- SUPPLIED RECORDS
□ □ □ □

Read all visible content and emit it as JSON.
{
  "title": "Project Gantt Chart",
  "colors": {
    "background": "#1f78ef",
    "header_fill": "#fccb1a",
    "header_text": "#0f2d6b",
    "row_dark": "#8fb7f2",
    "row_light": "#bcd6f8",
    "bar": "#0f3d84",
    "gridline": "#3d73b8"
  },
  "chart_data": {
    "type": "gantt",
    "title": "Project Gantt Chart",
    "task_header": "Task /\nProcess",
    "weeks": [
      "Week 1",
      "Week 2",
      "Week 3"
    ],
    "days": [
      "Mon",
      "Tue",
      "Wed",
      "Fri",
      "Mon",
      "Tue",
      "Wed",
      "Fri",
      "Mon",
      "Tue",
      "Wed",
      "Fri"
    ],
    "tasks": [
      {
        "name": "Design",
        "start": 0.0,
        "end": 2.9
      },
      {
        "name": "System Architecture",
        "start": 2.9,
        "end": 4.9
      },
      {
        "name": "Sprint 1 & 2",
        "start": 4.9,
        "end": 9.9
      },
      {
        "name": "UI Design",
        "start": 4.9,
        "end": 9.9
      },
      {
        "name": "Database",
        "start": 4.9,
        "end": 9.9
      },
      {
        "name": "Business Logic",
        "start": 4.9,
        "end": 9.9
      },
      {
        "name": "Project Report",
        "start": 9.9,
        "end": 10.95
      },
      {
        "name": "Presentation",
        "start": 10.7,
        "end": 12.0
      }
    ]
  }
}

□ □ □ □

- THE PROBLEM
Would you copy out each line exactly as written?

- COMPLETE OUTPUT
Read all visible content and emit it as JSON.
{
  "title": "Project Gantt Chart",
  "colors": {
    "background": "#1f78ef",
    "header_fill": "#fccb1a",
    "header_text": "#0f2d6b",
    "row_dark": "#8fb7f2",
    "row_light": "#bcd6f8",
    "bar": "#0f3d84",
    "gridline": "#3d73b8"
  },
  "chart_data": {
    "type": "gantt",
    "title": "Project Gantt Chart",
    "task_header": "Task /\nProcess",
    "weeks": [
      "Week 1",
      "Week 2",
      "Week 3"
    ],
    "days": [
      "Mon",
      "Tue",
      "Wed",
      "Fri",
      "Mon",
      "Tue",
      "Wed",
      "Fri",
      "Mon",
      "Tue",
      "Wed",
      "Fri"
    ],
    "tasks": [
      {
        "name": "Design",
        "start": 0.0,
        "end": 2.9
      },
      {
        "name": "System Architecture",
        "start": 2.9,
        "end": 4.9
      },
      {
        "name": "Sprint 1 & 2",
        "start": 4.9,
        "end": 9.9
      },
      {
        "name": "UI Design",
        "start": 4.9,
        "end": 9.9
      },
      {
        "name": "Database",
        "start": 4.9,
        "end": 9.9
      },
      {
        "name": "Business Logic",
        "start": 4.9,
        "end": 9.9
      },
      {
        "name": "Project Report",
        "start": 9.9,
        "end": 10.95
      },
      {
        "name": "Presentation",
        "start": 10.7,
        "end": 12.0
      }
    ]
  }
}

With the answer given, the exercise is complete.